REQUIRED TASK: Write out each line of the records below exactly as it appears, leaving out the pictures.

--

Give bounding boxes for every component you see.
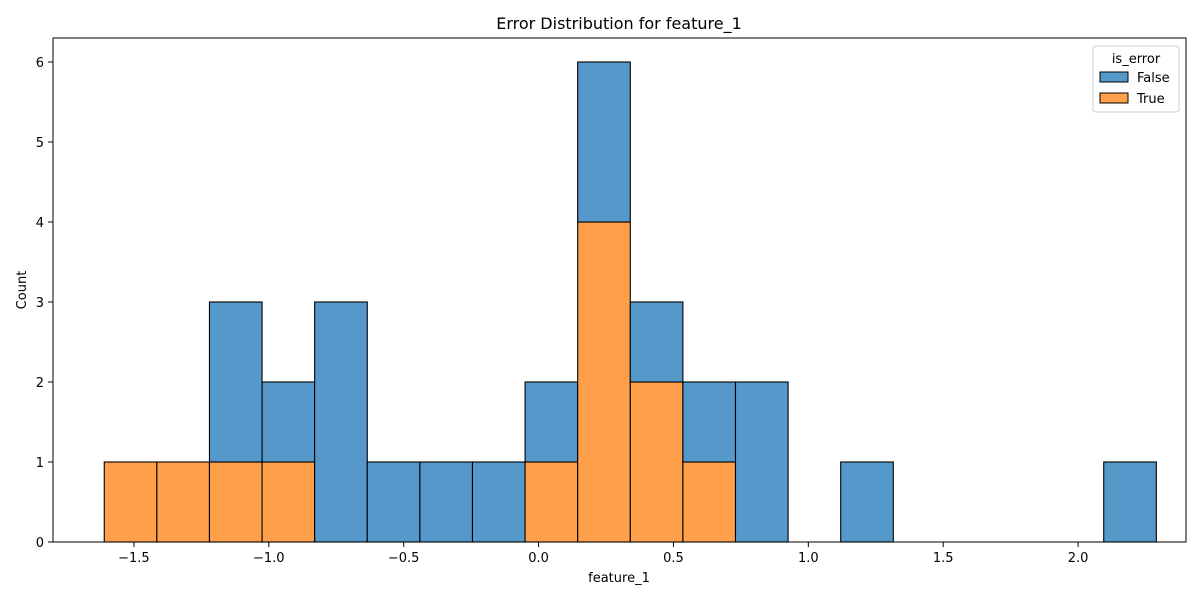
bar-false-bin-10	[629, 301, 684, 383]
y-tick-label: 3	[36, 296, 44, 311]
bar-false-bin-4	[314, 301, 368, 543]
legend-label-false: False	[1137, 71, 1170, 86]
legend-title: is_error	[1112, 52, 1161, 67]
bar-true-bin-11	[682, 461, 737, 543]
x-tick-label: −1.0	[253, 551, 285, 566]
bar-true-bin-8	[524, 461, 579, 543]
bar-true-bin-2	[208, 461, 263, 543]
y-tick-label: 1	[36, 456, 44, 471]
y-tick-label: 2	[36, 376, 44, 391]
bar-true-bin-9	[577, 221, 631, 543]
x-tick-label: −0.5	[388, 551, 420, 566]
y-axis-label: Count	[15, 271, 30, 310]
x-tick-label: 0.5	[663, 551, 684, 566]
bar-false-bin-2	[208, 301, 263, 463]
legend-label-true: True	[1136, 92, 1165, 107]
bar-false-bin-5	[366, 461, 421, 543]
x-tick-label: 0.0	[528, 551, 549, 566]
bar-false-bin-11	[682, 381, 737, 463]
bar-true-bin-3	[261, 461, 316, 543]
legend-swatch-true	[1099, 92, 1129, 104]
legend-swatch-false	[1099, 71, 1129, 83]
x-tick-label: −1.5	[118, 551, 150, 566]
bar-false-bin-8	[524, 381, 579, 463]
x-tick-label: 1.0	[798, 551, 819, 566]
bar-false-bin-6	[419, 461, 474, 543]
bar-true-bin-10	[629, 381, 684, 543]
bar-true-bin-0	[103, 461, 158, 543]
y-tick-label: 4	[36, 216, 44, 231]
bar-false-bin-9	[577, 61, 631, 223]
plot-frame	[52, 37, 1187, 543]
y-tick-label: 6	[36, 56, 44, 71]
histogram-bars	[103, 61, 1157, 543]
y-tick-label: 5	[36, 136, 44, 151]
chart-title: Error Distribution for feature_1	[496, 14, 742, 34]
legend: is_error False True	[1092, 45, 1180, 113]
x-tick-label: 2.0	[1068, 551, 1089, 566]
bar-true-bin-1	[156, 461, 211, 543]
bar-false-bin-12	[734, 381, 789, 543]
bar-false-bin-3	[261, 381, 316, 463]
bar-false-bin-7	[471, 461, 526, 543]
y-tick-label: 0	[36, 536, 44, 551]
bar-false-bin-14	[840, 461, 894, 543]
axes: −1.5 −1.0 −0.5 0.0 0.5 1.0 1.5 2.0 0 1 2 3 4 5 6	[36, 37, 1187, 566]
bar-false-bin-19	[1103, 461, 1157, 543]
x-tick-label: 1.5	[933, 551, 954, 566]
x-axis-label: feature_1	[588, 571, 650, 586]
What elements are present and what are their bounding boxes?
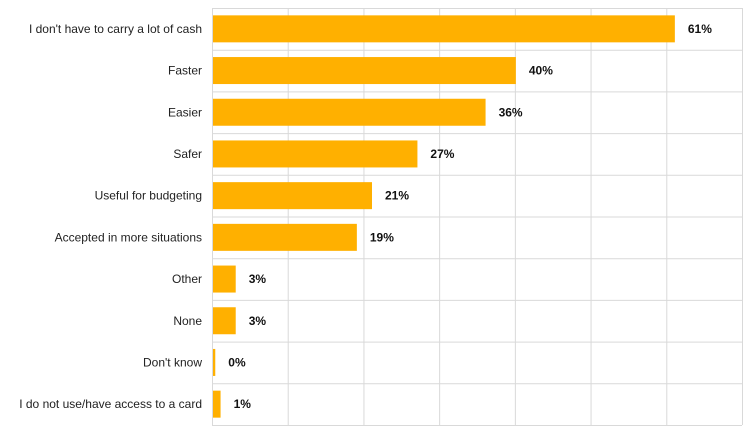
- bar: [213, 348, 216, 376]
- bar: [213, 182, 372, 210]
- category-label: I do not use/have access to a card: [19, 397, 202, 411]
- value-labels: 61% 40% 36% 27% 21% 19% 3% 3% 0% 1%: [228, 22, 712, 411]
- bar: [213, 390, 221, 418]
- category-label: Accepted in more situations: [55, 230, 202, 244]
- gridlines: [212, 8, 743, 426]
- category-labels: I don't have to carry a lot of cash Faste…: [19, 22, 202, 411]
- category-label: I don't have to carry a lot of cash: [29, 22, 202, 36]
- bars: [213, 15, 675, 418]
- category-label: Easier: [168, 105, 202, 119]
- category-label: Don't know: [143, 355, 202, 369]
- bar: [213, 265, 236, 293]
- bar: [213, 98, 486, 126]
- value-label: 1%: [234, 397, 252, 411]
- category-label: Useful for budgeting: [95, 189, 202, 203]
- category-label: None: [173, 314, 202, 328]
- value-label: 27%: [430, 147, 454, 161]
- value-label: 61%: [688, 22, 712, 36]
- bar: [213, 140, 418, 168]
- bar: [213, 223, 357, 251]
- value-label: 36%: [499, 105, 523, 119]
- value-label: 0%: [228, 355, 246, 369]
- value-label: 21%: [385, 189, 409, 203]
- value-label: 3%: [249, 314, 267, 328]
- bar: [213, 15, 675, 43]
- value-label: 40%: [529, 64, 553, 78]
- category-label: Safer: [173, 147, 202, 161]
- category-label: Other: [172, 272, 202, 286]
- value-label: 19%: [370, 230, 394, 244]
- bar: [213, 307, 236, 335]
- bar: [213, 57, 516, 85]
- category-label: Faster: [168, 64, 202, 78]
- value-label: 3%: [249, 272, 267, 286]
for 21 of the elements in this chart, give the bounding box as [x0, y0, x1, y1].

--

RESPONSE TO THIS TASK:
Give bounding boxes for every component you see.
bar-false-bin-10	[629, 301, 684, 383]
y-tick-label: 3	[36, 296, 44, 311]
bar-false-bin-4	[314, 301, 368, 543]
legend-label-false: False	[1137, 71, 1170, 86]
legend-title: is_error	[1112, 52, 1161, 67]
bar-true-bin-11	[682, 461, 737, 543]
x-tick-label: −1.0	[253, 551, 285, 566]
bar-true-bin-8	[524, 461, 579, 543]
bar-true-bin-2	[208, 461, 263, 543]
y-tick-label: 1	[36, 456, 44, 471]
y-tick-label: 2	[36, 376, 44, 391]
bar-true-bin-9	[577, 221, 631, 543]
x-tick-label: −0.5	[388, 551, 420, 566]
y-axis-label: Count	[15, 271, 30, 310]
x-tick-label: 0.5	[663, 551, 684, 566]
bar-false-bin-2	[208, 301, 263, 463]
legend-label-true: True	[1136, 92, 1165, 107]
bar-false-bin-5	[366, 461, 421, 543]
x-tick-label: 0.0	[528, 551, 549, 566]
bar-false-bin-11	[682, 381, 737, 463]
bar-true-bin-3	[261, 461, 316, 543]
legend-swatch-true	[1099, 92, 1129, 104]
legend-swatch-false	[1099, 71, 1129, 83]
x-tick-label: −1.5	[118, 551, 150, 566]
bar-false-bin-8	[524, 381, 579, 463]
x-tick-label: 1.0	[798, 551, 819, 566]
bar-false-bin-6	[419, 461, 474, 543]
bar-true-bin-10	[629, 381, 684, 543]
bar-true-bin-0	[103, 461, 158, 543]
y-tick-label: 4	[36, 216, 44, 231]
bar-false-bin-9	[577, 61, 631, 223]
plot-frame	[52, 37, 1187, 543]
y-tick-label: 6	[36, 56, 44, 71]
histogram-bars	[103, 61, 1157, 543]
y-tick-label: 5	[36, 136, 44, 151]
chart-title: Error Distribution for feature_1	[496, 14, 742, 34]
legend: is_error False True	[1092, 45, 1180, 113]
x-tick-label: 2.0	[1068, 551, 1089, 566]
bar-true-bin-1	[156, 461, 211, 543]
bar-false-bin-12	[734, 381, 789, 543]
bar-false-bin-3	[261, 381, 316, 463]
bar-false-bin-7	[471, 461, 526, 543]
y-tick-label: 0	[36, 536, 44, 551]
bar-false-bin-14	[840, 461, 894, 543]
axes: −1.5 −1.0 −0.5 0.0 0.5 1.0 1.5 2.0 0 1 2 3 4 5 6	[36, 37, 1187, 566]
bar-false-bin-19	[1103, 461, 1157, 543]
x-tick-label: 1.5	[933, 551, 954, 566]
x-axis-label: feature_1	[588, 571, 650, 586]
What elements are present and what are their bounding boxes?
- bar: [213, 348, 216, 376]
- bar: [213, 182, 372, 210]
- category-label: I do not use/have access to a card: [19, 397, 202, 411]
- value-labels: 61% 40% 36% 27% 21% 19% 3% 3% 0% 1%: [228, 22, 712, 411]
- bar: [213, 390, 221, 418]
- category-label: Accepted in more situations: [55, 230, 202, 244]
- gridlines: [212, 8, 743, 426]
- category-labels: I don't have to carry a lot of cash Faste…: [19, 22, 202, 411]
- category-label: I don't have to carry a lot of cash: [29, 22, 202, 36]
- bars: [213, 15, 675, 418]
- category-label: Easier: [168, 105, 202, 119]
- category-label: Don't know: [143, 355, 202, 369]
- bar: [213, 265, 236, 293]
- bar: [213, 98, 486, 126]
- value-label: 1%: [234, 397, 252, 411]
- category-label: Useful for budgeting: [95, 189, 202, 203]
- category-label: None: [173, 314, 202, 328]
- value-label: 27%: [430, 147, 454, 161]
- value-label: 61%: [688, 22, 712, 36]
- bar: [213, 140, 418, 168]
- bar: [213, 223, 357, 251]
- value-label: 36%: [499, 105, 523, 119]
- value-label: 0%: [228, 355, 246, 369]
- value-label: 21%: [385, 189, 409, 203]
- value-label: 3%: [249, 314, 267, 328]
- bar: [213, 15, 675, 43]
- value-label: 40%: [529, 64, 553, 78]
- category-label: Safer: [173, 147, 202, 161]
- category-label: Other: [172, 272, 202, 286]
- value-label: 19%: [370, 230, 394, 244]
- bar: [213, 307, 236, 335]
- bar: [213, 57, 516, 85]
- category-label: Faster: [168, 64, 202, 78]
- value-label: 3%: [249, 272, 267, 286]
for 21 of the elements in this chart, give the bounding box as [x0, y0, x1, y1].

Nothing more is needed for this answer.